_The problem_
Images are not part of the copy; write out the rest of the data exactly as given.

_Records shown_
>> Start

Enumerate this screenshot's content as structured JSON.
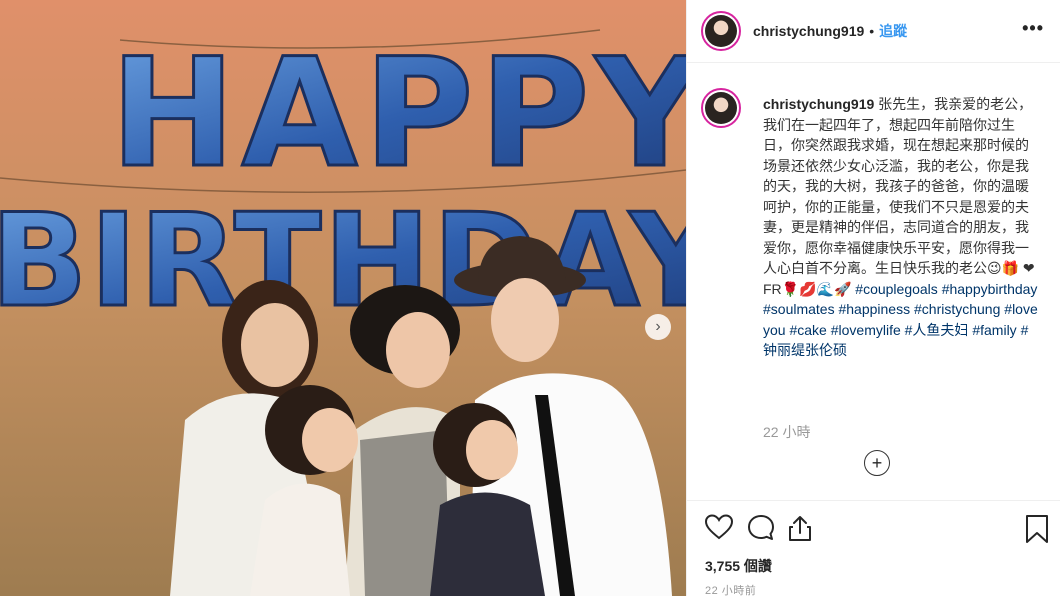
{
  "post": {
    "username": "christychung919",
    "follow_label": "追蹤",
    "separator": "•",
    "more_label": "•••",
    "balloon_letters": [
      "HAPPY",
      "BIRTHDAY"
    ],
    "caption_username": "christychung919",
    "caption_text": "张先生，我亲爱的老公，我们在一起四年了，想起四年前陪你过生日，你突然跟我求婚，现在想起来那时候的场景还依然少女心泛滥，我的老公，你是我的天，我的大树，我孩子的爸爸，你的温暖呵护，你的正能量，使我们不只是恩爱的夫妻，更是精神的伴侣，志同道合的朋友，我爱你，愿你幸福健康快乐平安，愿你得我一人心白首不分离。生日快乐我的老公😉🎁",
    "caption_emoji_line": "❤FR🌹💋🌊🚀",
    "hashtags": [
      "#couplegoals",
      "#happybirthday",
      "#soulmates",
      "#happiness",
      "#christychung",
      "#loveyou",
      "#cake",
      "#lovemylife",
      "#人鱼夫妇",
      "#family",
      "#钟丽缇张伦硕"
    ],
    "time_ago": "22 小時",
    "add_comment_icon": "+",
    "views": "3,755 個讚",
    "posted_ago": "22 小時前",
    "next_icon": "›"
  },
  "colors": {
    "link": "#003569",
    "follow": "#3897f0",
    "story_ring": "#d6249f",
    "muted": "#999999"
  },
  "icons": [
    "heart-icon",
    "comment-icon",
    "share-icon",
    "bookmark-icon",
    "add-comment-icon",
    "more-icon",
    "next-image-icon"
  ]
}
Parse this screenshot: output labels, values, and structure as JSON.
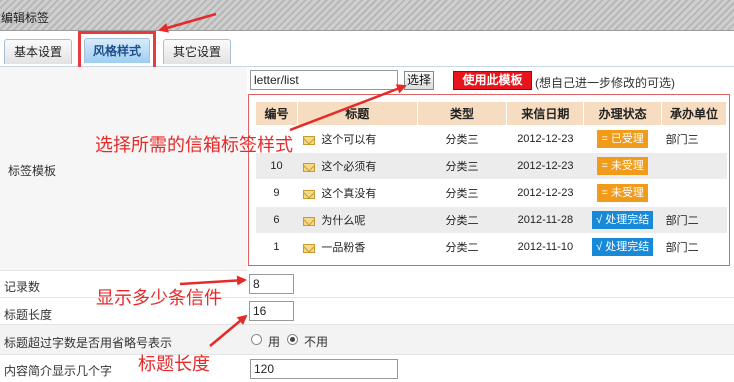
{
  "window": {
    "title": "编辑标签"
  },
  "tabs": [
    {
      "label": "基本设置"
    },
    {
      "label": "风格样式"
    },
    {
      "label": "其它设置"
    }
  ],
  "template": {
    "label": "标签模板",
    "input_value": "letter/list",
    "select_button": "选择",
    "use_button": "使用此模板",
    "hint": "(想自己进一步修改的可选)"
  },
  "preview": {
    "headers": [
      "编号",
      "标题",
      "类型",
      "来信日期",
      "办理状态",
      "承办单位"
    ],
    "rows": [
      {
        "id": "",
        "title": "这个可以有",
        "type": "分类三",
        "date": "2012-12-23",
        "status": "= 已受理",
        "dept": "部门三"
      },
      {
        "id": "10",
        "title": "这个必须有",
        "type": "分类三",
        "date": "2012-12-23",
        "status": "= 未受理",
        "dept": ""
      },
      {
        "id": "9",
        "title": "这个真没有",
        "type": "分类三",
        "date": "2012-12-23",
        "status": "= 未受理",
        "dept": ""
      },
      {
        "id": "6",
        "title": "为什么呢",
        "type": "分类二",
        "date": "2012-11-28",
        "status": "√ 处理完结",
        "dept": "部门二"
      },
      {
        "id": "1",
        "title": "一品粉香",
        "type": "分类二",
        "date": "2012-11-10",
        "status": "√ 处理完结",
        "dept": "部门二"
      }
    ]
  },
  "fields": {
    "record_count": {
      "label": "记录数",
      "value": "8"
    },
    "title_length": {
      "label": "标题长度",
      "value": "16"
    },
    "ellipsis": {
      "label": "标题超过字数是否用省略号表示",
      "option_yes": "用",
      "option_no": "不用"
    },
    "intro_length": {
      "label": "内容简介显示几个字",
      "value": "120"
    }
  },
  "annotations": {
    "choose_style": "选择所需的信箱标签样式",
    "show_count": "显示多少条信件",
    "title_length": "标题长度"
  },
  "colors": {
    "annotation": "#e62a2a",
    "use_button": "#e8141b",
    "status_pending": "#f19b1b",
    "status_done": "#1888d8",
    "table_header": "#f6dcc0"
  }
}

>> End

_Completed task_
Enumerate this screenshot's content as structured JSON.
{
  "post": {
    "username": "christychung919",
    "follow_label": "追蹤",
    "separator": "•",
    "more_label": "•••",
    "balloon_letters": [
      "HAPPY",
      "BIRTHDAY"
    ],
    "caption_username": "christychung919",
    "caption_text": "张先生，我亲爱的老公，我们在一起四年了，想起四年前陪你过生日，你突然跟我求婚，现在想起来那时候的场景还依然少女心泛滥，我的老公，你是我的天，我的大树，我孩子的爸爸，你的温暖呵护，你的正能量，使我们不只是恩爱的夫妻，更是精神的伴侣，志同道合的朋友，我爱你，愿你幸福健康快乐平安，愿你得我一人心白首不分离。生日快乐我的老公😉🎁",
    "caption_emoji_line": "❤FR🌹💋🌊🚀",
    "hashtags": [
      "#couplegoals",
      "#happybirthday",
      "#soulmates",
      "#happiness",
      "#christychung",
      "#loveyou",
      "#cake",
      "#lovemylife",
      "#人鱼夫妇",
      "#family",
      "#钟丽缇张伦硕"
    ],
    "time_ago": "22 小時",
    "add_comment_icon": "+",
    "views": "3,755 個讚",
    "posted_ago": "22 小時前",
    "next_icon": "›"
  },
  "colors": {
    "link": "#003569",
    "follow": "#3897f0",
    "story_ring": "#d6249f",
    "muted": "#999999"
  },
  "icons": [
    "heart-icon",
    "comment-icon",
    "share-icon",
    "bookmark-icon",
    "add-comment-icon",
    "more-icon",
    "next-image-icon"
  ]
}
Parse this screenshot: output labels, values, and structure as JSON.
{
  "window": {
    "title": "编辑标签"
  },
  "tabs": [
    {
      "label": "基本设置"
    },
    {
      "label": "风格样式"
    },
    {
      "label": "其它设置"
    }
  ],
  "template": {
    "label": "标签模板",
    "input_value": "letter/list",
    "select_button": "选择",
    "use_button": "使用此模板",
    "hint": "(想自己进一步修改的可选)"
  },
  "preview": {
    "headers": [
      "编号",
      "标题",
      "类型",
      "来信日期",
      "办理状态",
      "承办单位"
    ],
    "rows": [
      {
        "id": "",
        "title": "这个可以有",
        "type": "分类三",
        "date": "2012-12-23",
        "status": "= 已受理",
        "dept": "部门三"
      },
      {
        "id": "10",
        "title": "这个必须有",
        "type": "分类三",
        "date": "2012-12-23",
        "status": "= 未受理",
        "dept": ""
      },
      {
        "id": "9",
        "title": "这个真没有",
        "type": "分类三",
        "date": "2012-12-23",
        "status": "= 未受理",
        "dept": ""
      },
      {
        "id": "6",
        "title": "为什么呢",
        "type": "分类二",
        "date": "2012-11-28",
        "status": "√ 处理完结",
        "dept": "部门二"
      },
      {
        "id": "1",
        "title": "一品粉香",
        "type": "分类二",
        "date": "2012-11-10",
        "status": "√ 处理完结",
        "dept": "部门二"
      }
    ]
  },
  "fields": {
    "record_count": {
      "label": "记录数",
      "value": "8"
    },
    "title_length": {
      "label": "标题长度",
      "value": "16"
    },
    "ellipsis": {
      "label": "标题超过字数是否用省略号表示",
      "option_yes": "用",
      "option_no": "不用"
    },
    "intro_length": {
      "label": "内容简介显示几个字",
      "value": "120"
    }
  },
  "annotations": {
    "choose_style": "选择所需的信箱标签样式",
    "show_count": "显示多少条信件",
    "title_length": "标题长度"
  },
  "colors": {
    "annotation": "#e62a2a",
    "use_button": "#e8141b",
    "status_pending": "#f19b1b",
    "status_done": "#1888d8",
    "table_header": "#f6dcc0"
  }
}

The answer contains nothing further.